=== WRITTEN REQUEST ===
Work through the listing below and count the lines that hold "based". Answer with the number alone.

=== Entries from a dataset ===
* BEGIN *
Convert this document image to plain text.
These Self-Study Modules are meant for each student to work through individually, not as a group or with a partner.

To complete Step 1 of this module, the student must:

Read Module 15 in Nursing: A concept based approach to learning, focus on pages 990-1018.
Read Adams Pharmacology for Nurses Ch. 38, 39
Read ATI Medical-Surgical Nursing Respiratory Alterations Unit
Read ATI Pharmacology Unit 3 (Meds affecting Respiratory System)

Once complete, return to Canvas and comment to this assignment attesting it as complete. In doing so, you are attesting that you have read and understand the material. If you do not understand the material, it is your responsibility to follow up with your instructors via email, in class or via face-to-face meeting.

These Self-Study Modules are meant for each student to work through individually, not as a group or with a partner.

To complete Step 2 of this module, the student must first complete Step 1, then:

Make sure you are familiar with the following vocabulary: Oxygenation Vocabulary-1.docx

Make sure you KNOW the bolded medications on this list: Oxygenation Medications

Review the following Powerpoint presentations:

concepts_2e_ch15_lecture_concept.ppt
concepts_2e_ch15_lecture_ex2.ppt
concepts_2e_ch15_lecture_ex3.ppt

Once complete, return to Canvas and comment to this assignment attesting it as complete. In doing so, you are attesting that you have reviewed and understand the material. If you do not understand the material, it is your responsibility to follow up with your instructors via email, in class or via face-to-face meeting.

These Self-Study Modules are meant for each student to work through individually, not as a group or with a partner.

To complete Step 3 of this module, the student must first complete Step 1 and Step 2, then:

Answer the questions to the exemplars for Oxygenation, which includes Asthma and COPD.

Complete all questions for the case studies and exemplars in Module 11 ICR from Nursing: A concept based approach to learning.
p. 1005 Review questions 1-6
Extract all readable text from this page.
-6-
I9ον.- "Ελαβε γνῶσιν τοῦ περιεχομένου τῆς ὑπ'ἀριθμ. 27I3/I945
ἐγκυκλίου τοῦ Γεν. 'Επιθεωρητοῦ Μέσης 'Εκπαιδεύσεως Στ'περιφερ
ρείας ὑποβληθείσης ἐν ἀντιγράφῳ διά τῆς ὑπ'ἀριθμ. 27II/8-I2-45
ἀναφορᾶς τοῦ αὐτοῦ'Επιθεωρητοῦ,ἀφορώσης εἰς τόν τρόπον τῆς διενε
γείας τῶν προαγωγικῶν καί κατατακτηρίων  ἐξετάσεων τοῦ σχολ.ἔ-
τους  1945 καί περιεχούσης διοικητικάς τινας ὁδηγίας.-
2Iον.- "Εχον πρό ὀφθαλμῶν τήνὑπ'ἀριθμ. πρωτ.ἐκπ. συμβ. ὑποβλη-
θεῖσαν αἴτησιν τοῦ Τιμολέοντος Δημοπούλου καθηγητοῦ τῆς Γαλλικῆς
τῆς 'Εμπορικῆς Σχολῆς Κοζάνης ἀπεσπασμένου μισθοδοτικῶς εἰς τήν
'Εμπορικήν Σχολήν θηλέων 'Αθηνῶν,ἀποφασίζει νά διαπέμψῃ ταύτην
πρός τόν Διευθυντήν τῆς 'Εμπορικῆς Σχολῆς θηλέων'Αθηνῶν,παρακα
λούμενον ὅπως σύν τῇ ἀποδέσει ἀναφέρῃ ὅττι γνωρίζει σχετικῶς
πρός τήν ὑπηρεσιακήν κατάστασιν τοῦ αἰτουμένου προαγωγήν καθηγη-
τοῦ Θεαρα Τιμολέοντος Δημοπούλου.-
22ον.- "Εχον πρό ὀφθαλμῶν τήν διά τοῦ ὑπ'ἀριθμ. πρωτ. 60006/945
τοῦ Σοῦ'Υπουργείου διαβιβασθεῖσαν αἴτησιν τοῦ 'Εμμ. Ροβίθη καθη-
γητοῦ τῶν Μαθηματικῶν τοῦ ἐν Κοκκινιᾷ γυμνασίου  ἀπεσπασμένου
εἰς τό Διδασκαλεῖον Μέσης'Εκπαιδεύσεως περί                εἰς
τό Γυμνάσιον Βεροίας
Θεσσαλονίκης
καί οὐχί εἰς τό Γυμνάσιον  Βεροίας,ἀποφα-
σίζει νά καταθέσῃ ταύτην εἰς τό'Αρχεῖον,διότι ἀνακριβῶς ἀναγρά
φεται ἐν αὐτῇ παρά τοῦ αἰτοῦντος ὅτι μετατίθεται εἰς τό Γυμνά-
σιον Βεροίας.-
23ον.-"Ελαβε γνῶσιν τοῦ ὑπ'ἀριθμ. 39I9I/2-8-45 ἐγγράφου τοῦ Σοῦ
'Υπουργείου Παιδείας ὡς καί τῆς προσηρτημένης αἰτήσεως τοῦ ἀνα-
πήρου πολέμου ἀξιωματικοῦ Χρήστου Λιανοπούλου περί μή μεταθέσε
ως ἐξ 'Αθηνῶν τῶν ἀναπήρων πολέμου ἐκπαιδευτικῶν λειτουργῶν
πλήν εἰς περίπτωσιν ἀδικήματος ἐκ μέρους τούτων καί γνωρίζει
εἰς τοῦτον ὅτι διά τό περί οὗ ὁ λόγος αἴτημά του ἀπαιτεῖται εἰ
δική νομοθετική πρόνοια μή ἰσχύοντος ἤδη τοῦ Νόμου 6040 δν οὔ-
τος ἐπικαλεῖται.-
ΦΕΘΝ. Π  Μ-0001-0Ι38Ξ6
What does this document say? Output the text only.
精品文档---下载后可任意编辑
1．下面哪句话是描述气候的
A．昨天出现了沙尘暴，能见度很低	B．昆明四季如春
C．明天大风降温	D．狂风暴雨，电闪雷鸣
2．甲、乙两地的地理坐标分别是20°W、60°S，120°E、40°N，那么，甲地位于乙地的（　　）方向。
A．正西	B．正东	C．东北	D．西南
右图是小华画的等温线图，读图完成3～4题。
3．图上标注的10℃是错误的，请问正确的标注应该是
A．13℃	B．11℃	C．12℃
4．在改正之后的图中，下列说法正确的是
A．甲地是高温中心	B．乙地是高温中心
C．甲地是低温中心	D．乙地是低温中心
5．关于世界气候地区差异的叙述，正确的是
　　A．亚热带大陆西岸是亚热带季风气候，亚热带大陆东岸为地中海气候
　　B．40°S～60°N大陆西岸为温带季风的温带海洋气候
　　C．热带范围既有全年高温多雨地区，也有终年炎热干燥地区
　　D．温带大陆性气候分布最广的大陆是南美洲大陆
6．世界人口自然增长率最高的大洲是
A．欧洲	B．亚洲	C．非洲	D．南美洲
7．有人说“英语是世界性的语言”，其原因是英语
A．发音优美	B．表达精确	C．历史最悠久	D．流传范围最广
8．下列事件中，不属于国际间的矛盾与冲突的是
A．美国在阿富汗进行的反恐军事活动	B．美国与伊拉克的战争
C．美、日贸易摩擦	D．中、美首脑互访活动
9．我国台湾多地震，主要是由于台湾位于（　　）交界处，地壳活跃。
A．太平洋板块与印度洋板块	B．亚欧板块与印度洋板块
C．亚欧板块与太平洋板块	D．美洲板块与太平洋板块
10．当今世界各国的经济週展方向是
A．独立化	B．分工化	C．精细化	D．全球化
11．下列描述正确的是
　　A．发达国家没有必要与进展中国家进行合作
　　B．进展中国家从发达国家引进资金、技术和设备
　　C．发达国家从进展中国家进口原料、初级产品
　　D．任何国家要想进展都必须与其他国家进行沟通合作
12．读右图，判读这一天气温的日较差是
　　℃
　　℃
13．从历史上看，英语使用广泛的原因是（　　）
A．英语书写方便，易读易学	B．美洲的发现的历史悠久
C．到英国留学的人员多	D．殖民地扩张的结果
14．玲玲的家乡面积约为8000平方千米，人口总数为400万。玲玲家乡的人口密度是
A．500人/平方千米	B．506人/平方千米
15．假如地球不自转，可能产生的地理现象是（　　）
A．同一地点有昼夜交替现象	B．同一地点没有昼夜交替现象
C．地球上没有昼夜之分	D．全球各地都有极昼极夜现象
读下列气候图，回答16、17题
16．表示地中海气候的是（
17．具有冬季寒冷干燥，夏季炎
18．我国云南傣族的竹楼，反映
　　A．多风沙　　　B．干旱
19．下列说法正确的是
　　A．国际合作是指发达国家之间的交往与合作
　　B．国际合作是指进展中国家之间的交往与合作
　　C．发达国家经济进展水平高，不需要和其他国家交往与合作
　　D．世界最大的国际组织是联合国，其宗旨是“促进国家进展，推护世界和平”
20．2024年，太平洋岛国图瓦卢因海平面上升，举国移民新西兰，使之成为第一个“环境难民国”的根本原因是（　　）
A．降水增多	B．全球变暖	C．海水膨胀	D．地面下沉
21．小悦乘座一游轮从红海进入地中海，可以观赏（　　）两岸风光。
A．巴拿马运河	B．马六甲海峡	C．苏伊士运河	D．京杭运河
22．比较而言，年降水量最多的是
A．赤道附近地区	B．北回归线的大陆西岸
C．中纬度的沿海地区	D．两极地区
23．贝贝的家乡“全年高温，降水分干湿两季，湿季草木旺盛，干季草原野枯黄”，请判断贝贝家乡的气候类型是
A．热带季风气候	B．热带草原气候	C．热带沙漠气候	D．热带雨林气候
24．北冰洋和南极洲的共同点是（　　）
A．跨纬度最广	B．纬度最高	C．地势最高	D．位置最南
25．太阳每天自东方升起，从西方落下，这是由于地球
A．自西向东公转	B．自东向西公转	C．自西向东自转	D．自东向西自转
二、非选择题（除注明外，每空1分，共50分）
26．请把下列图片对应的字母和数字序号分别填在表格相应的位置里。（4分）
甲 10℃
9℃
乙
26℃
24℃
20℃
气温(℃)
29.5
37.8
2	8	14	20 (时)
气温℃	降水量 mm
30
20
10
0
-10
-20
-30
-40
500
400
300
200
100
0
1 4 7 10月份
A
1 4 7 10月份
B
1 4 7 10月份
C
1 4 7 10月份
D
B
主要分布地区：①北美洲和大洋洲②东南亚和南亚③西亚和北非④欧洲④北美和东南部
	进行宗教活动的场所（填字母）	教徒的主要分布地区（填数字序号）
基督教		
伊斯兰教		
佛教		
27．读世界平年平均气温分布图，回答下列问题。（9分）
* END *
=== RESULT OF THIS EXERCISE ===
2